▶ **Given instruction**
Locate the word "Hiermit" in the data below, then copy every line that holds it.

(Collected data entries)
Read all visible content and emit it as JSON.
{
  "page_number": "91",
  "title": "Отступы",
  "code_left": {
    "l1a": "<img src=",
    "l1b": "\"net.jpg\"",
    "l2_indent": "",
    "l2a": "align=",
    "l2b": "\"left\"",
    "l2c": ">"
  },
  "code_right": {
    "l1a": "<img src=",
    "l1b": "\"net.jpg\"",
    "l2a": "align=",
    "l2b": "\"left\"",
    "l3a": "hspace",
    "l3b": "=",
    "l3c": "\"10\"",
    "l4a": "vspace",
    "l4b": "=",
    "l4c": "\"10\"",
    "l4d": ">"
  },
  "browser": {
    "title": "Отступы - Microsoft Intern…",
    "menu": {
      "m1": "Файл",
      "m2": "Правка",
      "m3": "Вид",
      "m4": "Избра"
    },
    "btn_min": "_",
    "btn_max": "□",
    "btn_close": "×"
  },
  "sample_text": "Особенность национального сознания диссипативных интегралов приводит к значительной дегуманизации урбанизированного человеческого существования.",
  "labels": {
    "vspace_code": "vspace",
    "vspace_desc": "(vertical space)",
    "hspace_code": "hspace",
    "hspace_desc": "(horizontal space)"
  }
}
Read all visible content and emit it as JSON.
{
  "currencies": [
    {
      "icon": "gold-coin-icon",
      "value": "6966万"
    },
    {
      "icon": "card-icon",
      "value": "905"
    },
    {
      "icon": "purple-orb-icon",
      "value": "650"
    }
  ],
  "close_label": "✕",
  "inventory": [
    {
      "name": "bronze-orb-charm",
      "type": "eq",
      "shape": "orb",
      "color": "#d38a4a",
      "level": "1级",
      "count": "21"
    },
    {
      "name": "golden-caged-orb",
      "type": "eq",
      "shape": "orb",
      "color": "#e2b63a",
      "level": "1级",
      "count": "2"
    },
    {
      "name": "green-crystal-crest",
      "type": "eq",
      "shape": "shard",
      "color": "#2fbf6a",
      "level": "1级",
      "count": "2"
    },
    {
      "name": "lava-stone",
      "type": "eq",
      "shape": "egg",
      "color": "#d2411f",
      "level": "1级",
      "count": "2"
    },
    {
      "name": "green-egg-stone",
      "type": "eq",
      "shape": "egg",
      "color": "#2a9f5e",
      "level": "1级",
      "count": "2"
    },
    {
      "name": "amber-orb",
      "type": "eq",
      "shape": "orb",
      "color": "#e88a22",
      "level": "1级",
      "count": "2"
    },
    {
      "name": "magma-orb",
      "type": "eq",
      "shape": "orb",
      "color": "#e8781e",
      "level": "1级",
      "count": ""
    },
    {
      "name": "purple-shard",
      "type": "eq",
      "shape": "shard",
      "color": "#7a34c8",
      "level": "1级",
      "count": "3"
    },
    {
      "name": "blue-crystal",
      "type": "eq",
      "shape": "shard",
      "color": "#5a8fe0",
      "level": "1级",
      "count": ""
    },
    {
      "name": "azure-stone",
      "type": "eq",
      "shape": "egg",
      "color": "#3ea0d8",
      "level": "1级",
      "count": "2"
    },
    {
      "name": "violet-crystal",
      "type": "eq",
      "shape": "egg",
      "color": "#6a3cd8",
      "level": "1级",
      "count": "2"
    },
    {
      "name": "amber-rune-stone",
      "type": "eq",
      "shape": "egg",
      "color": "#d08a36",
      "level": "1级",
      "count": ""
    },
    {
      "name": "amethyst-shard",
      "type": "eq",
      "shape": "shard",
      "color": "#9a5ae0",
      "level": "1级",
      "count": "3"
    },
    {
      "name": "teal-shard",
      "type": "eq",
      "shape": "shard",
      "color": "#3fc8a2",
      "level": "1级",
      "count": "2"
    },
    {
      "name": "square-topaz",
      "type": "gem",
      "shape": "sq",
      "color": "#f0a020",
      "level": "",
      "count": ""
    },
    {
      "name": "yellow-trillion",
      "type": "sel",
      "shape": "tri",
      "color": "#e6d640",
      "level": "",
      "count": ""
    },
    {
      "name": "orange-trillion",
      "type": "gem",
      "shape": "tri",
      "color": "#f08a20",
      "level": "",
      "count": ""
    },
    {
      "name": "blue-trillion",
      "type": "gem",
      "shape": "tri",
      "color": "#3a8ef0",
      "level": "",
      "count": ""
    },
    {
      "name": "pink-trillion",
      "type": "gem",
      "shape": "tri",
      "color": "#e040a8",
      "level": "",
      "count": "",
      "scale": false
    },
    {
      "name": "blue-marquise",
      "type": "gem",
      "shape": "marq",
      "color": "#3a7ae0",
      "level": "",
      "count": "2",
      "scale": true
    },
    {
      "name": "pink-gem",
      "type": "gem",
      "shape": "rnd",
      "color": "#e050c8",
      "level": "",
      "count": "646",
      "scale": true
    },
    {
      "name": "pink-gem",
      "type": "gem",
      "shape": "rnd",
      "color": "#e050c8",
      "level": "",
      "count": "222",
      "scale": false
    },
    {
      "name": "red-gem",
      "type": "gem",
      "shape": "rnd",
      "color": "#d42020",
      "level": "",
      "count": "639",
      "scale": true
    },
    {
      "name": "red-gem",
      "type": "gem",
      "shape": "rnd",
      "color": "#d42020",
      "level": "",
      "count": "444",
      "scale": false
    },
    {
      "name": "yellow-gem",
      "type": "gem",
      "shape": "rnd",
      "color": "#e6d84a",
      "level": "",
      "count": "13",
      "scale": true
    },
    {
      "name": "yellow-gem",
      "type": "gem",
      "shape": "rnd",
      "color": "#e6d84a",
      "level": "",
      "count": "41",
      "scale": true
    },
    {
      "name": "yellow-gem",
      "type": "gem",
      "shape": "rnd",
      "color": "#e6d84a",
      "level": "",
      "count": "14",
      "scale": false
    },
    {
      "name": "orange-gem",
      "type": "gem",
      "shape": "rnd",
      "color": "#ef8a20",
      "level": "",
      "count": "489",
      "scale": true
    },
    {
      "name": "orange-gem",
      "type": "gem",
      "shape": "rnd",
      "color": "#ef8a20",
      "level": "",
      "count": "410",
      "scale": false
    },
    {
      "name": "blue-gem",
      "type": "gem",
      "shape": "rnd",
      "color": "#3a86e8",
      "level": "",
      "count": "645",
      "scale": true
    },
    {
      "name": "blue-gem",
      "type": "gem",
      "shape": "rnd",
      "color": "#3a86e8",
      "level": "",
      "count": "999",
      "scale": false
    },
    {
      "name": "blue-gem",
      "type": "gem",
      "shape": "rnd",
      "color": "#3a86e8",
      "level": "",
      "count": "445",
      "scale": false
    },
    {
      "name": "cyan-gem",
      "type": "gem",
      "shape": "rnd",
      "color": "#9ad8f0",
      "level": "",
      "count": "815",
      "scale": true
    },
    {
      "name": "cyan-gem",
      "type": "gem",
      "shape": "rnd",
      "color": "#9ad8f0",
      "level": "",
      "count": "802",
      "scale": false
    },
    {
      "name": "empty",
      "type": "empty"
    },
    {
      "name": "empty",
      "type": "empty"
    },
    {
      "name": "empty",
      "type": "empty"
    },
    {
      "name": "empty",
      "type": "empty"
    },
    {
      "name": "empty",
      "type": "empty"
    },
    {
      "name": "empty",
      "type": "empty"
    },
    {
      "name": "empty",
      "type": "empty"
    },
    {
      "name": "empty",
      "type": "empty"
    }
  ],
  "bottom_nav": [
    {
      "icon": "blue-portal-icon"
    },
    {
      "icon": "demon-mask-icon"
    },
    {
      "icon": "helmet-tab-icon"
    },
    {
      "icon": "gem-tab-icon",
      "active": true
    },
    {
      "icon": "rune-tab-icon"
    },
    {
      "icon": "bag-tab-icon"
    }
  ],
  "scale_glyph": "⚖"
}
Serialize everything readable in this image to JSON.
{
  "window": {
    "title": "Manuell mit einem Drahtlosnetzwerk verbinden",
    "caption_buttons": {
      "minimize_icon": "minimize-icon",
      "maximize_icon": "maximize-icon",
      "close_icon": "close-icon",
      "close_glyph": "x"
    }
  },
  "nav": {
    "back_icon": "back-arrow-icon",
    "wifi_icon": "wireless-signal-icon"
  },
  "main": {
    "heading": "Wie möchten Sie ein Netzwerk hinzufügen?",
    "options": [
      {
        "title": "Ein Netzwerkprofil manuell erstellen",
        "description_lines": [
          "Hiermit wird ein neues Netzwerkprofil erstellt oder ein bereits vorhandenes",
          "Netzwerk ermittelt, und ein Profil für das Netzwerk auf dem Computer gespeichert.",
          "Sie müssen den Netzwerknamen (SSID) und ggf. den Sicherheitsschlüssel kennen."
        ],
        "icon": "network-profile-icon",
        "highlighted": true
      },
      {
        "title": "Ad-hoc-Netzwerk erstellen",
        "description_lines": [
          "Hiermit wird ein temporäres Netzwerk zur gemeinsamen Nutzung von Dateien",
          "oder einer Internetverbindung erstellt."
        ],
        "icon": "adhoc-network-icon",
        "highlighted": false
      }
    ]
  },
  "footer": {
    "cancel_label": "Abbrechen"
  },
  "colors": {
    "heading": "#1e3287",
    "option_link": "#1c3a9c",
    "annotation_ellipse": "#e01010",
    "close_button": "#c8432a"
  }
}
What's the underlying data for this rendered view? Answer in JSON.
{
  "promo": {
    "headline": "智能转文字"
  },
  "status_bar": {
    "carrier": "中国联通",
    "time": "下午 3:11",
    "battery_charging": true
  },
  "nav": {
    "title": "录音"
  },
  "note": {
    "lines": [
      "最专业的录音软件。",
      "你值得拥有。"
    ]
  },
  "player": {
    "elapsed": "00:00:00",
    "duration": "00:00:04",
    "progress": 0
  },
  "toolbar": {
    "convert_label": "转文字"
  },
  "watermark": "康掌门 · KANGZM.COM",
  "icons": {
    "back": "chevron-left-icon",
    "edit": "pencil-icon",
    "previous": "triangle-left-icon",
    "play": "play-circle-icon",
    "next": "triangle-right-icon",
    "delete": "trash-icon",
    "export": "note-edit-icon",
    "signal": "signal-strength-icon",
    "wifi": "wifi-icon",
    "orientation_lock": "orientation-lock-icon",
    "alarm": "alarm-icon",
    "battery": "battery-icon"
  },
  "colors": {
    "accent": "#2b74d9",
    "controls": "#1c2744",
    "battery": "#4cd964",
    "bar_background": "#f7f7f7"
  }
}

▶ **Written solution**
          "Hiermit wird ein neues Netzwerkprofil erstellt oder ein bereits vorhandenes",
          "Hiermit wird ein temporäres Netzwerk zur gemeinsamen Nutzung von Dateien",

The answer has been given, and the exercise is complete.